Records from a dataset:
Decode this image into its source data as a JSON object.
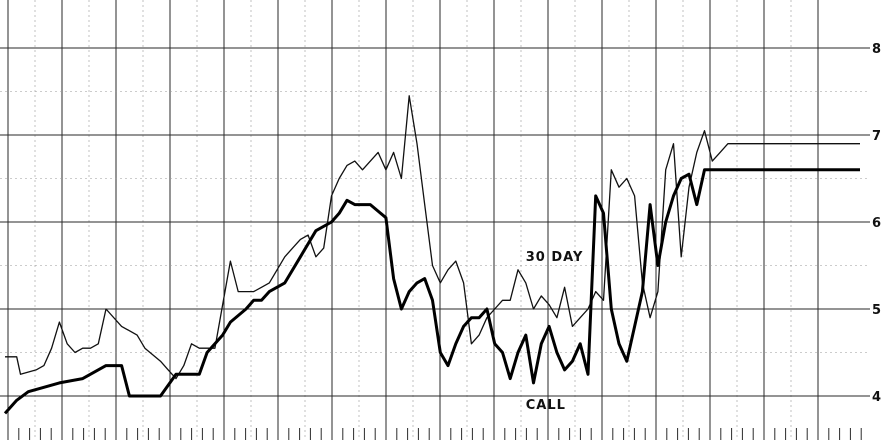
{
  "chart_data": {
    "type": "line",
    "title": "",
    "xlabel": "",
    "ylabel": "",
    "ylim": [
      3.5,
      8.5
    ],
    "yticks": [
      "4",
      "5",
      "6",
      "7",
      "8"
    ],
    "grid": true,
    "x_count": 221,
    "series": [
      {
        "name": "30 DAY",
        "style": "thin",
        "color": "#111111",
        "x": [
          0,
          3,
          4,
          8,
          10,
          12,
          14,
          16,
          18,
          20,
          22,
          24,
          26,
          30,
          34,
          36,
          40,
          42,
          44,
          46,
          48,
          50,
          54,
          58,
          60,
          64,
          66,
          68,
          72,
          74,
          76,
          78,
          80,
          82,
          84,
          86,
          88,
          90,
          92,
          96,
          98,
          100,
          102,
          104,
          106,
          108,
          110,
          112,
          114,
          116,
          118,
          120,
          122,
          124,
          126,
          128,
          130,
          132,
          134,
          136,
          138,
          140,
          142,
          144,
          146,
          148,
          150,
          152,
          154,
          156,
          158,
          160,
          162,
          164,
          166,
          168,
          170,
          172,
          174,
          176,
          178,
          180,
          182,
          184,
          186,
          188,
          190,
          192,
          194,
          196,
          198,
          200,
          202,
          204,
          206,
          208,
          210,
          212,
          214,
          216,
          218,
          220
        ],
        "values": [
          4.45,
          4.45,
          4.25,
          4.3,
          4.35,
          4.55,
          4.85,
          4.6,
          4.5,
          4.55,
          4.55,
          4.6,
          5.0,
          4.8,
          4.7,
          4.55,
          4.4,
          4.3,
          4.2,
          4.35,
          4.6,
          4.55,
          4.55,
          5.55,
          5.2,
          5.2,
          5.25,
          5.3,
          5.6,
          5.7,
          5.8,
          5.85,
          5.6,
          5.7,
          6.3,
          6.5,
          6.65,
          6.7,
          6.6,
          6.8,
          6.6,
          6.8,
          6.5,
          7.45,
          6.9,
          6.2,
          5.5,
          5.3,
          5.45,
          5.55,
          5.3,
          4.6,
          4.7,
          4.9,
          5.0,
          5.1,
          5.1,
          5.45,
          5.3,
          5.0,
          5.15,
          5.05,
          4.9,
          5.25,
          4.8,
          4.9,
          5.0,
          5.2,
          5.1,
          6.6,
          6.4,
          6.5,
          6.3,
          5.3,
          4.9,
          5.2,
          6.6,
          6.9,
          5.6,
          6.4,
          6.8,
          7.05,
          6.7,
          6.8,
          6.9,
          6.9,
          6.9,
          6.9,
          6.9,
          6.9,
          6.9,
          6.9,
          6.9,
          6.9,
          6.9,
          6.9,
          6.9,
          6.9,
          6.9,
          6.9,
          6.9,
          6.9
        ],
        "note": ""
      },
      {
        "name": "CALL",
        "style": "bold",
        "color": "#000000",
        "x": [
          0,
          3,
          6,
          10,
          14,
          20,
          26,
          30,
          32,
          36,
          40,
          44,
          46,
          50,
          52,
          56,
          58,
          62,
          64,
          66,
          68,
          72,
          76,
          80,
          84,
          86,
          88,
          90,
          94,
          98,
          100,
          102,
          104,
          106,
          108,
          110,
          112,
          114,
          116,
          118,
          120,
          122,
          124,
          126,
          128,
          130,
          132,
          134,
          136,
          138,
          140,
          142,
          144,
          146,
          148,
          150,
          152,
          154,
          156,
          158,
          160,
          162,
          164,
          166,
          168,
          170,
          172,
          174,
          176,
          178,
          180,
          182,
          184,
          186,
          188,
          190,
          192,
          194,
          196,
          198,
          200,
          202,
          204,
          206,
          208,
          210,
          212,
          214,
          216,
          218,
          220
        ],
        "values": [
          3.8,
          3.95,
          4.05,
          4.1,
          4.15,
          4.2,
          4.35,
          4.35,
          4.0,
          4.0,
          4.0,
          4.25,
          4.25,
          4.25,
          4.5,
          4.7,
          4.85,
          5.0,
          5.1,
          5.1,
          5.2,
          5.3,
          5.6,
          5.9,
          6.0,
          6.1,
          6.25,
          6.2,
          6.2,
          6.05,
          5.35,
          5.0,
          5.2,
          5.3,
          5.35,
          5.1,
          4.5,
          4.35,
          4.6,
          4.8,
          4.9,
          4.9,
          5.0,
          4.6,
          4.5,
          4.2,
          4.5,
          4.7,
          4.15,
          4.6,
          4.8,
          4.5,
          4.3,
          4.4,
          4.6,
          4.25,
          6.3,
          6.1,
          5.0,
          4.6,
          4.4,
          4.8,
          5.2,
          6.2,
          5.5,
          6.0,
          6.3,
          6.5,
          6.55,
          6.2,
          6.6,
          6.6,
          6.6,
          6.6,
          6.6,
          6.6,
          6.6,
          6.6,
          6.6,
          6.6,
          6.6,
          6.6,
          6.6,
          6.6,
          6.6,
          6.6,
          6.6,
          6.6,
          6.6,
          6.6,
          6.6
        ],
        "note": ""
      }
    ],
    "labels": [
      {
        "text": "30 DAY",
        "series": "30 DAY",
        "x": 134,
        "y": 5.55
      },
      {
        "text": "CALL",
        "series": "CALL",
        "x": 134,
        "y": 3.85
      }
    ]
  }
}
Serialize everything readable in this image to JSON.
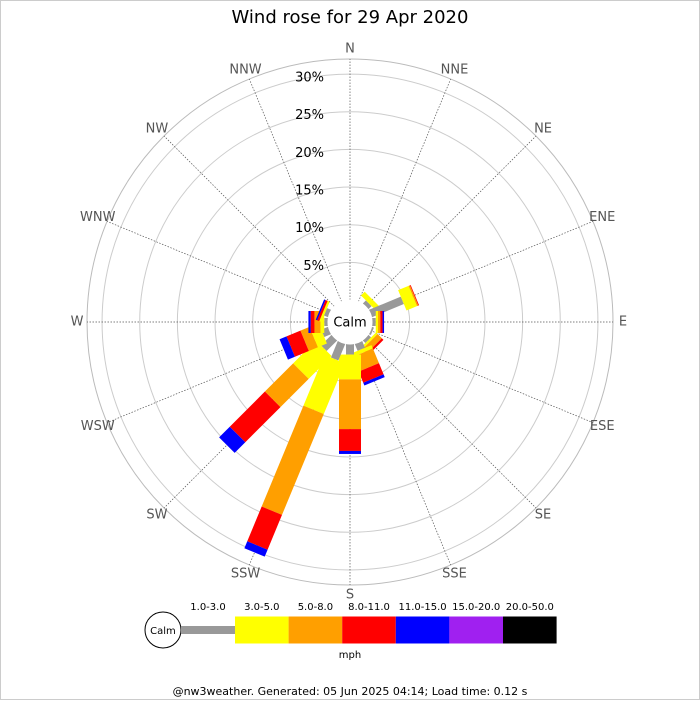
{
  "chart_data": {
    "type": "windrose",
    "title": "Wind rose for 29 Apr 2020",
    "calm_label": "Calm",
    "unit_label": "mph",
    "footer": "@nw3weather. Generated: 05 Jun 2025 04:14; Load time: 0.12 s",
    "categories": [
      "N",
      "NNE",
      "NE",
      "ENE",
      "E",
      "ESE",
      "SE",
      "SSE",
      "S",
      "SSW",
      "SW",
      "WSW",
      "W",
      "WNW",
      "NW",
      "NNW"
    ],
    "rlim": [
      0,
      32
    ],
    "rticks": [
      {
        "value": 5,
        "label": "5%"
      },
      {
        "value": 10,
        "label": "10%"
      },
      {
        "value": 15,
        "label": "15%"
      },
      {
        "value": 20,
        "label": "20%"
      },
      {
        "value": 25,
        "label": "25%"
      },
      {
        "value": 30,
        "label": "30%"
      }
    ],
    "series": [
      {
        "name": "1.0-3.0",
        "color": "#999999",
        "values": [
          0,
          0,
          0.6,
          4.6,
          0.5,
          0.3,
          0.5,
          1,
          1.4,
          2.4,
          2,
          1,
          0.5,
          0.6,
          0,
          0
        ]
      },
      {
        "name": "3.0-5.0",
        "color": "#ffff00",
        "values": [
          0,
          0,
          0.7,
          1.5,
          0.3,
          0,
          0.3,
          0.5,
          3.3,
          7.3,
          4.3,
          1.3,
          0.5,
          0.3,
          0,
          0
        ]
      },
      {
        "name": "5.0-8.0",
        "color": "#ff9f00",
        "values": [
          0,
          0,
          0,
          0.2,
          0.3,
          0,
          0.8,
          2.1,
          6.6,
          14.5,
          5.3,
          1.3,
          0.8,
          0,
          0,
          0
        ]
      },
      {
        "name": "8.0-11.0",
        "color": "#ff0000",
        "values": [
          0,
          0,
          0,
          0.1,
          0.3,
          0,
          0.3,
          1.6,
          2.9,
          5,
          6.6,
          2,
          0.5,
          0.3,
          0,
          0
        ]
      },
      {
        "name": "11.0-15.0",
        "color": "#0000ff",
        "values": [
          0,
          0,
          0,
          0,
          0.2,
          0,
          0,
          0.4,
          0.4,
          1,
          2,
          1,
          0.3,
          0.2,
          0,
          0
        ]
      },
      {
        "name": "15.0-20.0",
        "color": "#a020f0",
        "values": [
          0,
          0,
          0,
          0,
          0,
          0,
          0,
          0,
          0,
          0,
          0,
          0,
          0,
          0,
          0,
          0
        ]
      },
      {
        "name": "20.0-50.0",
        "color": "#000000",
        "values": [
          0,
          0,
          0,
          0,
          0,
          0,
          0,
          0,
          0,
          0,
          0,
          0,
          0,
          0,
          0,
          0
        ]
      }
    ]
  }
}
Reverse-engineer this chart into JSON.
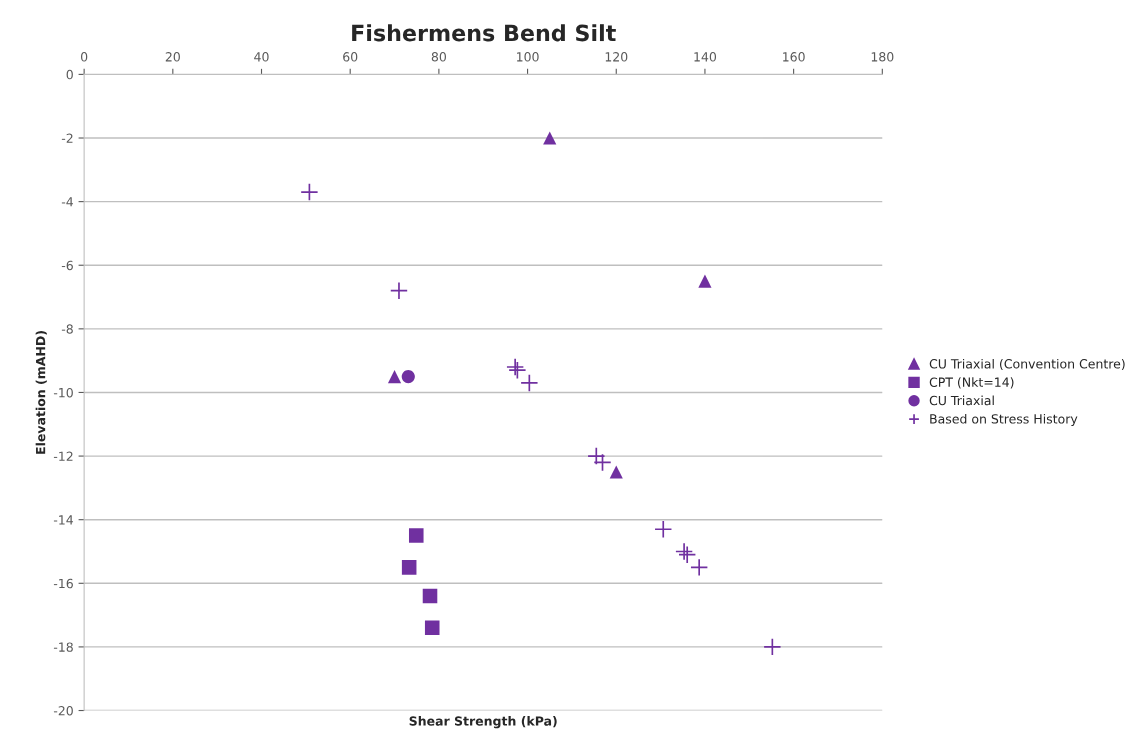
{
  "chart_data": {
    "type": "scatter",
    "title": "Fishermens Bend Silt",
    "xlabel": "Shear Strength (kPa)",
    "ylabel": "Elevation (mAHD)",
    "xlim": [
      0,
      180
    ],
    "xticks": [
      0,
      20,
      40,
      60,
      80,
      100,
      120,
      140,
      160,
      180
    ],
    "ylim": [
      -20,
      0
    ],
    "yticks": [
      -20,
      -18,
      -16,
      -14,
      -12,
      -10,
      -8,
      -6,
      -4,
      -2,
      0
    ],
    "grid": "y",
    "legend": "right",
    "series": [
      {
        "name": "CU Triaxial (Convention Centre)",
        "color": "#7030a0",
        "marker": "triangle",
        "x": [
          105,
          140,
          70,
          120
        ],
        "values": [
          -2,
          -6.5,
          -9.5,
          -12.5
        ]
      },
      {
        "name": "CPT (Nkt=14)",
        "color": "#7030a0",
        "marker": "square",
        "x": [
          74.9,
          73.3,
          78,
          78.5
        ],
        "values": [
          -14.5,
          -15.5,
          -16.4,
          -17.4
        ]
      },
      {
        "name": "CU Triaxial",
        "color": "#7030a0",
        "marker": "circle",
        "x": [
          73.1
        ],
        "values": [
          -9.5
        ]
      },
      {
        "name": "Based on Stress History",
        "color": "#7030a0",
        "marker": "cross",
        "x": [
          50.8,
          71,
          97.2,
          97.7,
          100.4,
          115.5,
          116.9,
          130.6,
          135.3,
          136,
          138.7,
          155.2
        ],
        "values": [
          -3.7,
          -6.8,
          -9.2,
          -9.3,
          -9.7,
          -12.0,
          -12.2,
          -14.3,
          -15.0,
          -15.1,
          -15.5,
          -18.0
        ]
      }
    ]
  }
}
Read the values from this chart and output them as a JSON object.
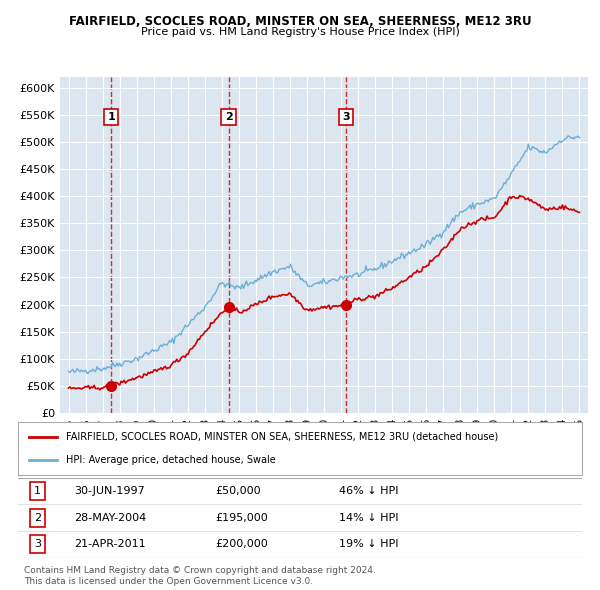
{
  "title1": "FAIRFIELD, SCOCLES ROAD, MINSTER ON SEA, SHEERNESS, ME12 3RU",
  "title2": "Price paid vs. HM Land Registry's House Price Index (HPI)",
  "ylabel": "",
  "xlim_start": 1994.5,
  "xlim_end": 2025.5,
  "ylim": [
    0,
    620000
  ],
  "yticks": [
    0,
    50000,
    100000,
    150000,
    200000,
    250000,
    300000,
    350000,
    400000,
    450000,
    500000,
    550000,
    600000
  ],
  "ytick_labels": [
    "£0",
    "£50K",
    "£100K",
    "£150K",
    "£200K",
    "£250K",
    "£300K",
    "£350K",
    "£400K",
    "£450K",
    "£500K",
    "£550K",
    "£600K"
  ],
  "background_color": "#dce6f0",
  "plot_bg_color": "#dce6f0",
  "grid_color": "#ffffff",
  "sale_color": "#cc0000",
  "hpi_color": "#6baed6",
  "sale_marker_color": "#cc0000",
  "dashed_line_color": "#cc0000",
  "transactions": [
    {
      "label": "1",
      "date_year": 1997.5,
      "price": 50000
    },
    {
      "label": "2",
      "date_year": 2004.4,
      "price": 195000
    },
    {
      "label": "3",
      "date_year": 2011.3,
      "price": 200000
    }
  ],
  "legend_sale_label": "FAIRFIELD, SCOCLES ROAD, MINSTER ON SEA, SHEERNESS, ME12 3RU (detached house)",
  "legend_hpi_label": "HPI: Average price, detached house, Swale",
  "table_rows": [
    {
      "num": "1",
      "date": "30-JUN-1997",
      "price": "£50,000",
      "hpi": "46% ↓ HPI"
    },
    {
      "num": "2",
      "date": "28-MAY-2004",
      "price": "£195,000",
      "hpi": "14% ↓ HPI"
    },
    {
      "num": "3",
      "date": "21-APR-2011",
      "price": "£200,000",
      "hpi": "19% ↓ HPI"
    }
  ],
  "footnote": "Contains HM Land Registry data © Crown copyright and database right 2024.\nThis data is licensed under the Open Government Licence v3.0.",
  "xticks": [
    1995,
    1996,
    1997,
    1998,
    1999,
    2000,
    2001,
    2002,
    2003,
    2004,
    2005,
    2006,
    2007,
    2008,
    2009,
    2010,
    2011,
    2012,
    2013,
    2014,
    2015,
    2016,
    2017,
    2018,
    2019,
    2020,
    2021,
    2022,
    2023,
    2024,
    2025
  ]
}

Aim => Track down every line of the material containing the string "JSON", and copy it.

Output for this exercise =>
Decode this image into its source data as a JSON object.
Serialize everything readable in this image to JSON.
Reverse-engineer this chart into JSON.
Read the values from this chart and output them as a JSON object.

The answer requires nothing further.